What is asked - Work out how many lines of the material below mention the word "Initial"; reply with the number only.

******

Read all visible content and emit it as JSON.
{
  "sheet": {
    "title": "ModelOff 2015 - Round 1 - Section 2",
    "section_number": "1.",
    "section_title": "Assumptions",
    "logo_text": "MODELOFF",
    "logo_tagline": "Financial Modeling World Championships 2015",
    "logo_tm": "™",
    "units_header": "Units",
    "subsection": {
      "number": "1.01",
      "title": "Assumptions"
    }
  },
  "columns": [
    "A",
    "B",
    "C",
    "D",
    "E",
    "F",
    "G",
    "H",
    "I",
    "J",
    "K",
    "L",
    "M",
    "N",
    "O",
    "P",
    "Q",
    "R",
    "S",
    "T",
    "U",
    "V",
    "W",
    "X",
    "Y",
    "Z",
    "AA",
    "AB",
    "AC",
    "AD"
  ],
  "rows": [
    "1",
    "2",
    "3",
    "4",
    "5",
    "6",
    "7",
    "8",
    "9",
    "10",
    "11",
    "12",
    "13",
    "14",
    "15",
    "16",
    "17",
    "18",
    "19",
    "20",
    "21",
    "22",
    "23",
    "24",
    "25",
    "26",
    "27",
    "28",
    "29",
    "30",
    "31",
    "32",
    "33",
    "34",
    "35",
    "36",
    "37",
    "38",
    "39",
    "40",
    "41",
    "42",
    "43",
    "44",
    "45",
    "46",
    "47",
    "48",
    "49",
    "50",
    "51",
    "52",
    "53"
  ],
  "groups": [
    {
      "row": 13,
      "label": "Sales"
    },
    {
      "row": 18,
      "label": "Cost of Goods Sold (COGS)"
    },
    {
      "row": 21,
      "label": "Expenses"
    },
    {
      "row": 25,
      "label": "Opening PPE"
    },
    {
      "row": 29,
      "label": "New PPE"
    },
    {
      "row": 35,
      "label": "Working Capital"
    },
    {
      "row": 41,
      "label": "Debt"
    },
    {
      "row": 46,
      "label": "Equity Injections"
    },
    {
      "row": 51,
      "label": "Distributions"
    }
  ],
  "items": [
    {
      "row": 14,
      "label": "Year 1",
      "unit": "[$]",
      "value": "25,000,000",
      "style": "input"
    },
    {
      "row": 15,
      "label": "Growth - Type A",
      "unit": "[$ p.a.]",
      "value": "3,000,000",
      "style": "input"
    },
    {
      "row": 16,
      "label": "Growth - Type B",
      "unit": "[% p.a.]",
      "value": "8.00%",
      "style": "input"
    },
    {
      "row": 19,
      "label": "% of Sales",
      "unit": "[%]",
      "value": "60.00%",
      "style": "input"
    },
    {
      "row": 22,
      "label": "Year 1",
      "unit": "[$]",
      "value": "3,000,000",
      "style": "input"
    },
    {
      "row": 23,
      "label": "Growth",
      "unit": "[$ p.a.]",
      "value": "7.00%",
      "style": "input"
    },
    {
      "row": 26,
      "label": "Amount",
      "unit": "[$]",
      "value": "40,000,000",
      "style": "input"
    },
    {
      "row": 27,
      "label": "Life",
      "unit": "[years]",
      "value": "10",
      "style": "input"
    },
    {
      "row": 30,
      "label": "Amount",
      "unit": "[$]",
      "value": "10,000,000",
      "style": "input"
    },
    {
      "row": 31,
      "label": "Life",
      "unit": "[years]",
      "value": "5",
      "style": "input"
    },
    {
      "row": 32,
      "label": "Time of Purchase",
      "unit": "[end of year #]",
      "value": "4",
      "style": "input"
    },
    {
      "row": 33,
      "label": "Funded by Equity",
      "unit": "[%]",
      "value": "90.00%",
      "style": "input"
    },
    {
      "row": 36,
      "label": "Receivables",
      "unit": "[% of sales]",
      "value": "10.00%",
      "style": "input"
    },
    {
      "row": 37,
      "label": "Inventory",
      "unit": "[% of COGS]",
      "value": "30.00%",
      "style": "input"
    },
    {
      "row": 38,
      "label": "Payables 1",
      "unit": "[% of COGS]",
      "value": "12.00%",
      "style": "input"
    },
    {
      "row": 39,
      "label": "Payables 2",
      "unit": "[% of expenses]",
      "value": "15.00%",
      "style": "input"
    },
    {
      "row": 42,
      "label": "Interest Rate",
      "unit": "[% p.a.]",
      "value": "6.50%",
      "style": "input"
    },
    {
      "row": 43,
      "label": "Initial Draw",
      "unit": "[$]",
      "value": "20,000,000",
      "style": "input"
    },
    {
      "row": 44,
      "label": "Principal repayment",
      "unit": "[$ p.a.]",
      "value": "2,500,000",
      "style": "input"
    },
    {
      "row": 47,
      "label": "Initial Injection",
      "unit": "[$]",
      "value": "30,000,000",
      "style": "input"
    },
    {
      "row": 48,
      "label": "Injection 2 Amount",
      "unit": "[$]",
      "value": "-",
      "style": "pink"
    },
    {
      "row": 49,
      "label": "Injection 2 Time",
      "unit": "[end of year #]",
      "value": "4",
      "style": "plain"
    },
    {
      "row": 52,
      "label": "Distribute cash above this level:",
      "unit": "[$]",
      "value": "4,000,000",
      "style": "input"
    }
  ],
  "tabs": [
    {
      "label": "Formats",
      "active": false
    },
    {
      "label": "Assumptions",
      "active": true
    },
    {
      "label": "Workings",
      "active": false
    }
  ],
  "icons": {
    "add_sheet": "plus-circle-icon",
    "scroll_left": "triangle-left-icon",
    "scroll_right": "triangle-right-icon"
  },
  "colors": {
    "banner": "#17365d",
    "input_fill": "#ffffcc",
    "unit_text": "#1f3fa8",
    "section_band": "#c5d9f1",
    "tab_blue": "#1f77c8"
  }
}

******

Result of this task - 2